OBJECTIVE: Reproduce each line of the listing exactly.

DATASET EXTRACT:

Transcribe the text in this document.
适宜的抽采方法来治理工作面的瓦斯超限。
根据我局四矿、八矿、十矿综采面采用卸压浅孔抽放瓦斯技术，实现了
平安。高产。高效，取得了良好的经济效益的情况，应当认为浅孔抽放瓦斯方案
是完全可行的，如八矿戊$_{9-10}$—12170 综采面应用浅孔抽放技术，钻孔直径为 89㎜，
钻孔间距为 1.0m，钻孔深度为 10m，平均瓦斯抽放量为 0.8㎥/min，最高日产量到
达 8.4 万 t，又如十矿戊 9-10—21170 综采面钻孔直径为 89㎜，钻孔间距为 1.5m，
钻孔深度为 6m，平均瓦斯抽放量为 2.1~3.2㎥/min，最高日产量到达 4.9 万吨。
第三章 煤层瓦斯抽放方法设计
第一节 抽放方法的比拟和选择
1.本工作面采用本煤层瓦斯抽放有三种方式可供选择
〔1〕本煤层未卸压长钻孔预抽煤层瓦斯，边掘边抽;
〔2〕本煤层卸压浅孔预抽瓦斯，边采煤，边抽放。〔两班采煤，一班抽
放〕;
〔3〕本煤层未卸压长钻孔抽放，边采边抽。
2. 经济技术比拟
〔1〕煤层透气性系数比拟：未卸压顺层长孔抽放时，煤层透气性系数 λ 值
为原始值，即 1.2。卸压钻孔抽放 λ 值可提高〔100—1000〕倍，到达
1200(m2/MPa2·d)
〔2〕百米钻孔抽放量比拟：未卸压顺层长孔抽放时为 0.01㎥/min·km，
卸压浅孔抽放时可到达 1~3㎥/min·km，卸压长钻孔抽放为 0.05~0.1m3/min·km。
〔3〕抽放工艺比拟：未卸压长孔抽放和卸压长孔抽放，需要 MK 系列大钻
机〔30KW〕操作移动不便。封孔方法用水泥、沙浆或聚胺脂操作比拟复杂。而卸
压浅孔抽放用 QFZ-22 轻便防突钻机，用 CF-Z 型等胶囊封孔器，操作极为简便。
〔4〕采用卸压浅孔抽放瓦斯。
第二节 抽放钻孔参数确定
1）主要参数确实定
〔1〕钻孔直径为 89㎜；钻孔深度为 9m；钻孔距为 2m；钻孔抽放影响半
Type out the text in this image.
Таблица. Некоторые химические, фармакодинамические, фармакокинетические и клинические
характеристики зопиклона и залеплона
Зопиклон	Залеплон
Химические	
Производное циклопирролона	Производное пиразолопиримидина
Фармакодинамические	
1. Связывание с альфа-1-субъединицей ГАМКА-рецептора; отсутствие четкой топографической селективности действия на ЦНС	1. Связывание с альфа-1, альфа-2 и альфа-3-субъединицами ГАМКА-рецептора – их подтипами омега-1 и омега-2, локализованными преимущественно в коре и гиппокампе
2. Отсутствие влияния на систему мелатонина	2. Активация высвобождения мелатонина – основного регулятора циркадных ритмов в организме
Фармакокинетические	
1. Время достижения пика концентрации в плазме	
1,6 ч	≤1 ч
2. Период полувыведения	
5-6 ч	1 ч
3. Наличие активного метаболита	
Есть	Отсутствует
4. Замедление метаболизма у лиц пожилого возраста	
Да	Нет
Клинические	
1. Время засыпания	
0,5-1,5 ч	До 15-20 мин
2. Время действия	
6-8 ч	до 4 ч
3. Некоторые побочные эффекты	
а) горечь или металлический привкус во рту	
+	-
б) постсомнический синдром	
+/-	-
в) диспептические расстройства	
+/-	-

ANSWER TO THIS PROBLEM:
Transcribe the text in this document.
适宜的抽采方法来治理工作面的瓦斯超限。
根据我局四矿、八矿、十矿综采面采用卸压浅孔抽放瓦斯技术，实现了
平安。高产。高效，取得了良好的经济效益的情况，应当认为浅孔抽放瓦斯方案
是完全可行的，如八矿戊$_{9-10}$—12170 综采面应用浅孔抽放技术，钻孔直径为 89㎜，
钻孔间距为 1.0m，钻孔深度为 10m，平均瓦斯抽放量为 0.8㎥/min，最高日产量到
达 8.4 万 t，又如十矿戊 9-10—21170 综采面钻孔直径为 89㎜，钻孔间距为 1.5m，
钻孔深度为 6m，平均瓦斯抽放量为 2.1~3.2㎥/min，最高日产量到达 4.9 万吨。
第三章 煤层瓦斯抽放方法设计
第一节 抽放方法的比拟和选择
1.本工作面采用本煤层瓦斯抽放有三种方式可供选择
〔1〕本煤层未卸压长钻孔预抽煤层瓦斯，边掘边抽;
〔2〕本煤层卸压浅孔预抽瓦斯，边采煤，边抽放。〔两班采煤，一班抽
放〕;
〔3〕本煤层未卸压长钻孔抽放，边采边抽。
2. 经济技术比拟
〔1〕煤层透气性系数比拟：未卸压顺层长孔抽放时，煤层透气性系数 λ 值
为原始值，即 1.2。卸压钻孔抽放 λ 值可提高〔100—1000〕倍，到达
1200(m2/MPa2·d)
〔2〕百米钻孔抽放量比拟：未卸压顺层长孔抽放时为 0.01㎥/min·km，
卸压浅孔抽放时可到达 1~3㎥/min·km，卸压长钻孔抽放为 0.05~0.1m3/min·km。
〔3〕抽放工艺比拟：未卸压长孔抽放和卸压长孔抽放，需要 MK 系列大钻
机〔30KW〕操作移动不便。封孔方法用水泥、沙浆或聚胺脂操作比拟复杂。而卸
压浅孔抽放用 QFZ-22 轻便防突钻机，用 CF-Z 型等胶囊封孔器，操作极为简便。
〔4〕采用卸压浅孔抽放瓦斯。
第二节 抽放钻孔参数确定
1）主要参数确实定
〔1〕钻孔直径为 89㎜；钻孔深度为 9m；钻孔距为 2m；钻孔抽放影响半
Type out the text in this image.
Таблица. Некоторые химические, фармакодинамические, фармакокинетические и клинические
характеристики зопиклона и залеплона
Зопиклон	Залеплон
Химические	
Производное циклопирролона	Производное пиразолопиримидина
Фармакодинамические	
1. Связывание с альфа-1-субъединицей ГАМКА-рецептора; отсутствие четкой топографической селективности действия на ЦНС	1. Связывание с альфа-1, альфа-2 и альфа-3-субъединицами ГАМКА-рецептора – их подтипами омега-1 и омега-2, локализованными преимущественно в коре и гиппокампе
2. Отсутствие влияния на систему мелатонина	2. Активация высвобождения мелатонина – основного регулятора циркадных ритмов в организме
Фармакокинетические	
1. Время достижения пика концентрации в плазме	
1,6 ч	≤1 ч
2. Период полувыведения	
5-6 ч	1 ч
3. Наличие активного метаболита	
Есть	Отсутствует
4. Замедление метаболизма у лиц пожилого возраста	
Да	Нет
Клинические	
1. Время засыпания	
0,5-1,5 ч	До 15-20 мин
2. Время действия	
6-8 ч	до 4 ч
3. Некоторые побочные эффекты	
а) горечь или металлический привкус во рту	
+	-
б) постсомнический синдром	
+/-	-
в) диспептические расстройства	
+/-	-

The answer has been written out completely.